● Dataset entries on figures
━━━━━━━━━━

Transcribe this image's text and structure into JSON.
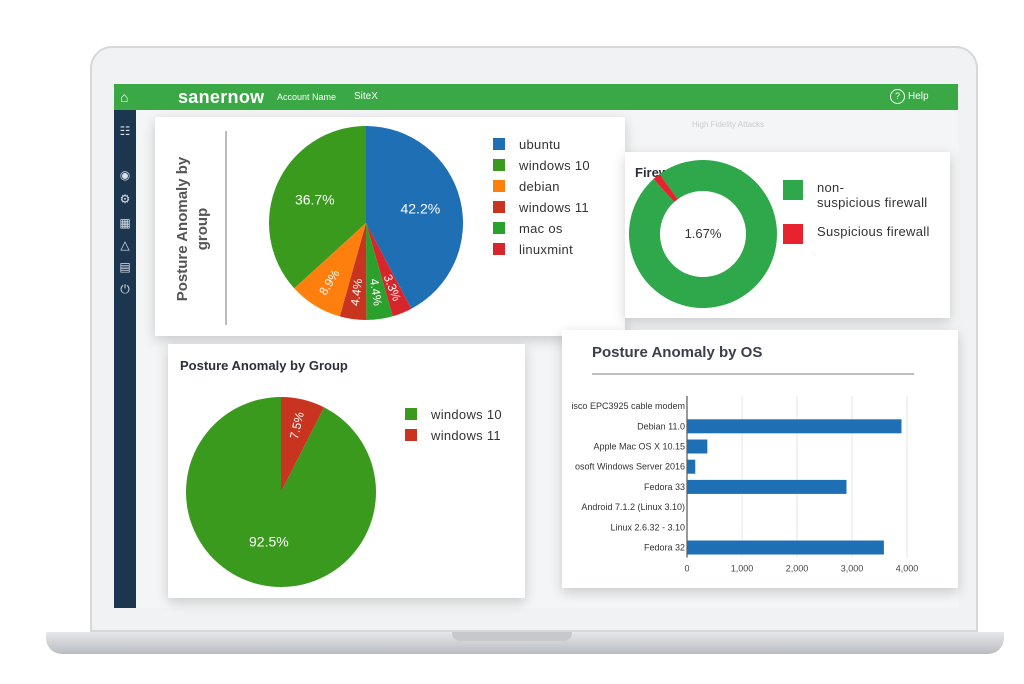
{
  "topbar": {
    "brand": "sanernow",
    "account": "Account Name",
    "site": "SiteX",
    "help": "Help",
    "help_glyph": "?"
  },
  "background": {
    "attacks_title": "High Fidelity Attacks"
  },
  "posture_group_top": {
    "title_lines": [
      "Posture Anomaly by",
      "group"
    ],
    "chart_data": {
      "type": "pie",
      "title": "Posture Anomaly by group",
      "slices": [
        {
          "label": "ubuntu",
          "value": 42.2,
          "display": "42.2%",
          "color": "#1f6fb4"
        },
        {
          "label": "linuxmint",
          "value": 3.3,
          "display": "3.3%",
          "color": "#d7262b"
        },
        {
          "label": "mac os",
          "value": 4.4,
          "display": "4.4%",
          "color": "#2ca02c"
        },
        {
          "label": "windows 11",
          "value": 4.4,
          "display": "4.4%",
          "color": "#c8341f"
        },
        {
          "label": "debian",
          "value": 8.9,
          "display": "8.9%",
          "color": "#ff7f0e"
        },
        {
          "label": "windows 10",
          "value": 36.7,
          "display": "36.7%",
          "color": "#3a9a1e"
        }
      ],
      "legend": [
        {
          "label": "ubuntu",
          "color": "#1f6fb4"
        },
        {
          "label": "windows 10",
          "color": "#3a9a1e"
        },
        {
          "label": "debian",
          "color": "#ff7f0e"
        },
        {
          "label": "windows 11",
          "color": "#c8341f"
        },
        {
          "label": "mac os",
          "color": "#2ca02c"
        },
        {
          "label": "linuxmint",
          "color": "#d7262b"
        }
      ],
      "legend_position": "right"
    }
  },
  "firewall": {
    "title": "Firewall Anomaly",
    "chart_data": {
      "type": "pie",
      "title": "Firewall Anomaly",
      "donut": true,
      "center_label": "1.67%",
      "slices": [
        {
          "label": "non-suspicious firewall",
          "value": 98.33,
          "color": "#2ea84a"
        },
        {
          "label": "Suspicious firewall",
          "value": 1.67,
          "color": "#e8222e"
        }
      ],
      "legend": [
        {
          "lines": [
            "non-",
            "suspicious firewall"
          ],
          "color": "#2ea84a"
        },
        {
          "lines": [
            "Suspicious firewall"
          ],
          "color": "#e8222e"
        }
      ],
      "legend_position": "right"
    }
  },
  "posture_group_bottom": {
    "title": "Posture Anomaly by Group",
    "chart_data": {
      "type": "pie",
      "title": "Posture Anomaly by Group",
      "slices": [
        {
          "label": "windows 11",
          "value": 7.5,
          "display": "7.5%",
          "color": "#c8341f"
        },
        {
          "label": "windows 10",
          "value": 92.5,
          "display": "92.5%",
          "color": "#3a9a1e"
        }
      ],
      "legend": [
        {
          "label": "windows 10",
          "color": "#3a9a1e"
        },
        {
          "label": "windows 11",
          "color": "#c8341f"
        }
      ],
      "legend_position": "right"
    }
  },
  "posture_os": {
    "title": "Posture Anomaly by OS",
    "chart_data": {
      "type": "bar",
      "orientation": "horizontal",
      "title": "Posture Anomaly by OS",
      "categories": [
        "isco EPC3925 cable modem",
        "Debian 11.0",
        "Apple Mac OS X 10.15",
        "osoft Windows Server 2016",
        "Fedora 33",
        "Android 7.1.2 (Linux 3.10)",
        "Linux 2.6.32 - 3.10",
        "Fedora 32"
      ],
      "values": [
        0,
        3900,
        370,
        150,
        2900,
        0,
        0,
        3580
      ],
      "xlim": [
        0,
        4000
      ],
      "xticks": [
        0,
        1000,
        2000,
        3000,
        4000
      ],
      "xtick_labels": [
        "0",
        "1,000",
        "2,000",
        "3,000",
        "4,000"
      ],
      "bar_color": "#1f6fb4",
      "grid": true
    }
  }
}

━━━━━━━━━━

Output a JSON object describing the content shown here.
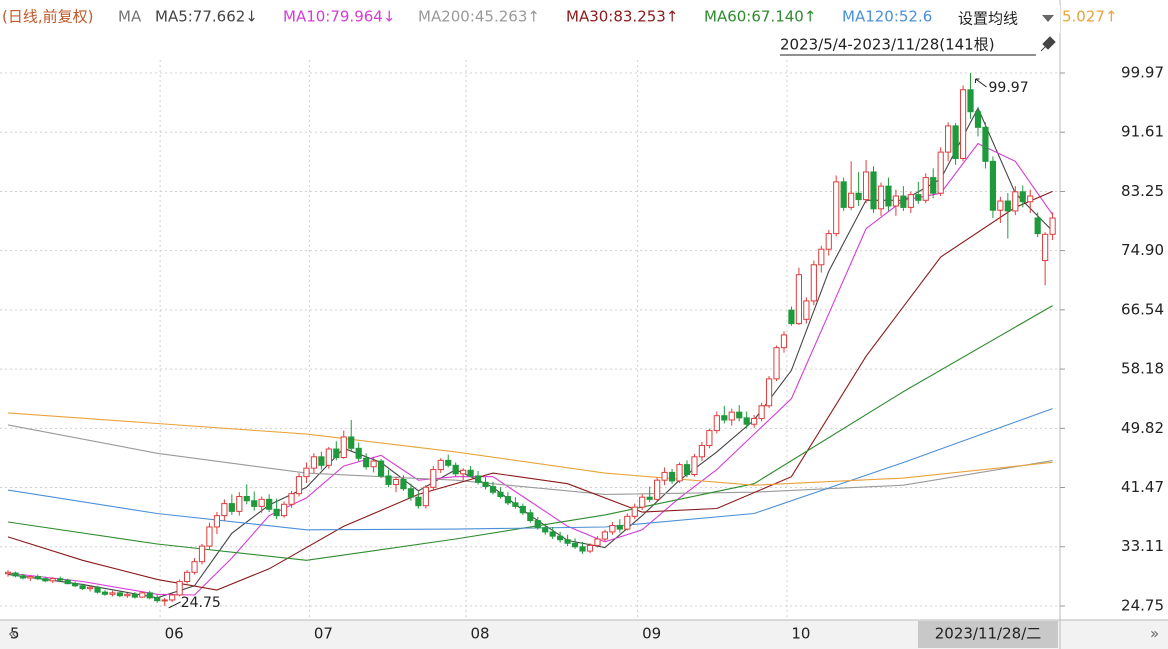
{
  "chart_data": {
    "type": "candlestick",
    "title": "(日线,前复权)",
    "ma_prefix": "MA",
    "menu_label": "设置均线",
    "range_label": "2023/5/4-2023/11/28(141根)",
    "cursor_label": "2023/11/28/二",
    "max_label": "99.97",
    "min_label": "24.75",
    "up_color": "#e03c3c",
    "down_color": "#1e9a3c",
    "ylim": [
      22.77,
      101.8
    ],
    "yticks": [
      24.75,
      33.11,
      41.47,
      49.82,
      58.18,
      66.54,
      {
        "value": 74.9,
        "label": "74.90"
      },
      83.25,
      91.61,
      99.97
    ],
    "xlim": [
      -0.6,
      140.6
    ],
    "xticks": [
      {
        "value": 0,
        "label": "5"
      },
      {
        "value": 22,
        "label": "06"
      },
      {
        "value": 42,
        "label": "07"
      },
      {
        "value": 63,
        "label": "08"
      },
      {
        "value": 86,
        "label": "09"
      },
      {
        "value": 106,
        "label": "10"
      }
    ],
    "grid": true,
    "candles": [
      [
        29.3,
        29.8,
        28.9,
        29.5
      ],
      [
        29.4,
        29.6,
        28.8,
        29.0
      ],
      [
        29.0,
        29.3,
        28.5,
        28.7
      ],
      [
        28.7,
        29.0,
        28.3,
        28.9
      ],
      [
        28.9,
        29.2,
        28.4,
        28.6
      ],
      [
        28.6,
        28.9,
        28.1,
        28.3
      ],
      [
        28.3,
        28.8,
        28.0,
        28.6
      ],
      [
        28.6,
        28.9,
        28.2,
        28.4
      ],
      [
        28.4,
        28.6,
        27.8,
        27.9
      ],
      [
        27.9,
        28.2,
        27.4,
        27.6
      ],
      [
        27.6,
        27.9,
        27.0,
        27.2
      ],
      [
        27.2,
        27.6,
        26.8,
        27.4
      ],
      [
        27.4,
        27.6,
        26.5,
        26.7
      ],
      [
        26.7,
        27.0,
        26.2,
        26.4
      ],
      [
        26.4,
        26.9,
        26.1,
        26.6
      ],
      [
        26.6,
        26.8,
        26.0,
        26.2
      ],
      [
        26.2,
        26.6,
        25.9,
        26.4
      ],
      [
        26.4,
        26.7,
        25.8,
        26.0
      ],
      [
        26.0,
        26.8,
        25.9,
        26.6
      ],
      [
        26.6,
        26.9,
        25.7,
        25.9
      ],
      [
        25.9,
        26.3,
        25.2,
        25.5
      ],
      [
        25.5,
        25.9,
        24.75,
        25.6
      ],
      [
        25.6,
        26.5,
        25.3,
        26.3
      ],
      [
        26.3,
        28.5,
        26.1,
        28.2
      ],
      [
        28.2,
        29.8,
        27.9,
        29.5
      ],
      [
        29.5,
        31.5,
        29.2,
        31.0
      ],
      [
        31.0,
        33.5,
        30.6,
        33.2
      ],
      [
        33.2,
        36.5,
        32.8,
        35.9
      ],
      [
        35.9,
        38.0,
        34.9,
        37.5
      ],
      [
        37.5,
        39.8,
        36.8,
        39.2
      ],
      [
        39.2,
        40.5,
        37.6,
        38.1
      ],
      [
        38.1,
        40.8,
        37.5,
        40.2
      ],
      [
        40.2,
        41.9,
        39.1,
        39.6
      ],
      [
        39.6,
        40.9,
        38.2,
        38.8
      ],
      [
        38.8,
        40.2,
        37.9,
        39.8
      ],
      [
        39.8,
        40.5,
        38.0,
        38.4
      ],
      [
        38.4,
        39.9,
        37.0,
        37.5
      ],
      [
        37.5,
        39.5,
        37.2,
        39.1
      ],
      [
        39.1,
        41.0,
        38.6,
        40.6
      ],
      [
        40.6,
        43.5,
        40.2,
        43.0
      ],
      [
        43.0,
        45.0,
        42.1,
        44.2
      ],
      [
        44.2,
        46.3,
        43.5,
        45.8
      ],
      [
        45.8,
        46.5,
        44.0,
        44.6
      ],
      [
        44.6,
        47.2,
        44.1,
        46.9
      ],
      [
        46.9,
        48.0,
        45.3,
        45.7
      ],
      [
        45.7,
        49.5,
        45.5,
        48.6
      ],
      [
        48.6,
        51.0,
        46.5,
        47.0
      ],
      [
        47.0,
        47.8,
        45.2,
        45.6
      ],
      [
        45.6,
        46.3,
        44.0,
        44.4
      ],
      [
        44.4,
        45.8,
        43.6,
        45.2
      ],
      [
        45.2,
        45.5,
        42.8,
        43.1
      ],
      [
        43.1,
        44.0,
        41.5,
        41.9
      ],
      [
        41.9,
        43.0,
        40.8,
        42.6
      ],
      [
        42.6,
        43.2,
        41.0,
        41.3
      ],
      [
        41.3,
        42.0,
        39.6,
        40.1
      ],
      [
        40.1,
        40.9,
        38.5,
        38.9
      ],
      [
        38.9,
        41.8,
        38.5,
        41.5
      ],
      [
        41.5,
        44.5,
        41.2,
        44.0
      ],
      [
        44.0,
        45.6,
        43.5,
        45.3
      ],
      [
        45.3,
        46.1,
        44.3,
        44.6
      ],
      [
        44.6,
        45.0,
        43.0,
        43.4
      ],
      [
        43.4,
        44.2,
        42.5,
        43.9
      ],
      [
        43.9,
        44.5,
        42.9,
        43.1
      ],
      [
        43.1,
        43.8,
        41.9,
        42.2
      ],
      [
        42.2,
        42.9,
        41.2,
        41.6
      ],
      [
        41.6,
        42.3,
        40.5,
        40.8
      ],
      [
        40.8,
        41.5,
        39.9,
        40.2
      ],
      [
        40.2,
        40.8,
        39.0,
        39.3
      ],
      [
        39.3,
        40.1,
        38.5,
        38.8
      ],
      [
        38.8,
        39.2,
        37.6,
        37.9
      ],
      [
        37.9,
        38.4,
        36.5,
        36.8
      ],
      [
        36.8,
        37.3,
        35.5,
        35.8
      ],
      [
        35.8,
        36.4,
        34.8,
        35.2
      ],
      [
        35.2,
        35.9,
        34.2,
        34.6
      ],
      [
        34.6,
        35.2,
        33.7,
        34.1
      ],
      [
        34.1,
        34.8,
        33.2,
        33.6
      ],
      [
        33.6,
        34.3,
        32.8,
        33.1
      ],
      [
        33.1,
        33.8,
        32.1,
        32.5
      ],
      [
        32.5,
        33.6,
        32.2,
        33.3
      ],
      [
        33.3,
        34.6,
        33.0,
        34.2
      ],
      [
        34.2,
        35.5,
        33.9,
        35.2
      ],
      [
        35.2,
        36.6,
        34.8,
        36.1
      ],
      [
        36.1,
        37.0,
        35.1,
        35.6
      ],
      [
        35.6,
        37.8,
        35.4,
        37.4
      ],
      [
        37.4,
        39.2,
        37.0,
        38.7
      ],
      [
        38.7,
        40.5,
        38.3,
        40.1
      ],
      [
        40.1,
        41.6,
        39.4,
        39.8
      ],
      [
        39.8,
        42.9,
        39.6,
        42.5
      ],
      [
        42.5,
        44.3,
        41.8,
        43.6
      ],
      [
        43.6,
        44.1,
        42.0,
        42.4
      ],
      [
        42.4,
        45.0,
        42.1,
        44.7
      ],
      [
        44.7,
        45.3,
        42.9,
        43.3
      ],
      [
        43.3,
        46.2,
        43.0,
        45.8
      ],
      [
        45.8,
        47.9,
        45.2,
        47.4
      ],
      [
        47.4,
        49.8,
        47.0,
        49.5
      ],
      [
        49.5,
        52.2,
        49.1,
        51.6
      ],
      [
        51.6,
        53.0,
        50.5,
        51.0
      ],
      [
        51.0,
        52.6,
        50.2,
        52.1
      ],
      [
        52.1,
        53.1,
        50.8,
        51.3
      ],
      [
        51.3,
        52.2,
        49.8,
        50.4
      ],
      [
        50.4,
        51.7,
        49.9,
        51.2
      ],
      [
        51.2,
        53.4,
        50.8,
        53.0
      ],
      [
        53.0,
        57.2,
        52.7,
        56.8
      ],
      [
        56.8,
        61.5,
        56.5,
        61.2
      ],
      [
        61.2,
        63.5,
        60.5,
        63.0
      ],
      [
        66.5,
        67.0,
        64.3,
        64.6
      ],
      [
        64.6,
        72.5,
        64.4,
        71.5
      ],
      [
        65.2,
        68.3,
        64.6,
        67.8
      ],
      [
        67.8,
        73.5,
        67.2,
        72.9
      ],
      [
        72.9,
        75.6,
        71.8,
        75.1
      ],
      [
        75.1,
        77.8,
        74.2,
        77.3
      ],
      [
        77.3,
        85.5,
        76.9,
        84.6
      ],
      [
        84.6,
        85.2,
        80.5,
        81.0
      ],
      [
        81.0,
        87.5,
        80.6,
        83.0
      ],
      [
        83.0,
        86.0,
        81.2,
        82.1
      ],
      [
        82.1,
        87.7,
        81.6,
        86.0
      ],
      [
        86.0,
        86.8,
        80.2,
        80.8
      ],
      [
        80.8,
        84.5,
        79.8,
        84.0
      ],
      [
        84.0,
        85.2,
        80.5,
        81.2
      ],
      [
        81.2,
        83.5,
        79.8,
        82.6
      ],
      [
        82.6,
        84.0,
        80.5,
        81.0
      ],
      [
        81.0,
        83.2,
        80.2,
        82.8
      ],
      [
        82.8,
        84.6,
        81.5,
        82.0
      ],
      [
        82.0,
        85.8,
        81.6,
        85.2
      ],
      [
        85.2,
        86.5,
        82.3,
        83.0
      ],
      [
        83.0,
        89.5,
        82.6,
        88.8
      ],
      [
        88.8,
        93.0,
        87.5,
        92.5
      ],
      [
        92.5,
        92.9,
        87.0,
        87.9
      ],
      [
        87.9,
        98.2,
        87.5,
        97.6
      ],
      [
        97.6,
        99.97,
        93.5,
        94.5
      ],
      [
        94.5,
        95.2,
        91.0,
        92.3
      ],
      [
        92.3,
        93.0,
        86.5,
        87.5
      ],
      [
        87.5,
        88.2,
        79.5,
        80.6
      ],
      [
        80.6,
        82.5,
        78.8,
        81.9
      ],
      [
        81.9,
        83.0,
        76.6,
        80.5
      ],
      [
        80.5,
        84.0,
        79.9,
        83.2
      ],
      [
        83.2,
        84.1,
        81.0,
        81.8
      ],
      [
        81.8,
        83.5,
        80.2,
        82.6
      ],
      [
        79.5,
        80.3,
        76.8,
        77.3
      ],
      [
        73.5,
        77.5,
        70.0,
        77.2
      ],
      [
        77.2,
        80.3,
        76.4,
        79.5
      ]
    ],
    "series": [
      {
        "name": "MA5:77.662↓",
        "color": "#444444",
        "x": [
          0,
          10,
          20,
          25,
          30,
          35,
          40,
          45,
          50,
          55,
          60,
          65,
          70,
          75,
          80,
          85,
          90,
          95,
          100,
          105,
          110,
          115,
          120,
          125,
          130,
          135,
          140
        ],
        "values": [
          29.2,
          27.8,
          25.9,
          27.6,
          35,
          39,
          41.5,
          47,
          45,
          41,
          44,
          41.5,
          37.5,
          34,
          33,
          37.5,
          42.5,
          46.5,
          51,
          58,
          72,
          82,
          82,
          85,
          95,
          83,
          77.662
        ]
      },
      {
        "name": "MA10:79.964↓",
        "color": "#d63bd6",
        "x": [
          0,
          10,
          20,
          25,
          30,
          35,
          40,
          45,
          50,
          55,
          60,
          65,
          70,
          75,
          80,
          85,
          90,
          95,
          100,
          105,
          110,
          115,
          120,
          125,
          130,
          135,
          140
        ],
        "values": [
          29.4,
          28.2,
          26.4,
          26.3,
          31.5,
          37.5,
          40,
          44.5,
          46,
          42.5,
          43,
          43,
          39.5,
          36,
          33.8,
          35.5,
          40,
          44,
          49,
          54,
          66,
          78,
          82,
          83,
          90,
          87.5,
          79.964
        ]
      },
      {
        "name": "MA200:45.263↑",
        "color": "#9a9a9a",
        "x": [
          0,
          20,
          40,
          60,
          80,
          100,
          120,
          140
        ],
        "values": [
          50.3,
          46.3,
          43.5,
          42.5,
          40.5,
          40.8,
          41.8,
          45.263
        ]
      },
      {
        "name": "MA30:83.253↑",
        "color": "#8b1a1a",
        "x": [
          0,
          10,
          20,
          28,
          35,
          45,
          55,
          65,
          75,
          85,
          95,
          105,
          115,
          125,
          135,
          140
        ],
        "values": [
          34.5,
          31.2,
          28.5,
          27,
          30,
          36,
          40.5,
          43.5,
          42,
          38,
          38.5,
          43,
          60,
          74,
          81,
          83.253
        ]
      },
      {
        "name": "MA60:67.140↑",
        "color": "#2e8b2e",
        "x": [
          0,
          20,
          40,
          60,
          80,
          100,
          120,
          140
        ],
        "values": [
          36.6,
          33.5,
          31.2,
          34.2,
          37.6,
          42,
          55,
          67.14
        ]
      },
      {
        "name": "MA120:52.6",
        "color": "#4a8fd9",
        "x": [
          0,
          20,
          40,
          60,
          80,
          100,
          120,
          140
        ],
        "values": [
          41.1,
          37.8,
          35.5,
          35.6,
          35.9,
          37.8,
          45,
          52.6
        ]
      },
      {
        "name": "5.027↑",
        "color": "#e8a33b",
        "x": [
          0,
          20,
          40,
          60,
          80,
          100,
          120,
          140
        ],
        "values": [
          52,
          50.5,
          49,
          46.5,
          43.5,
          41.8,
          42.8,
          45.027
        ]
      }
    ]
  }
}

━━━━━━━━━━

● The problem
Show every line from the entries above in which "JSON" appears.

● Task answer
Transcribe this image's text and structure into JSON.
Output a JSON object describing the content shown here.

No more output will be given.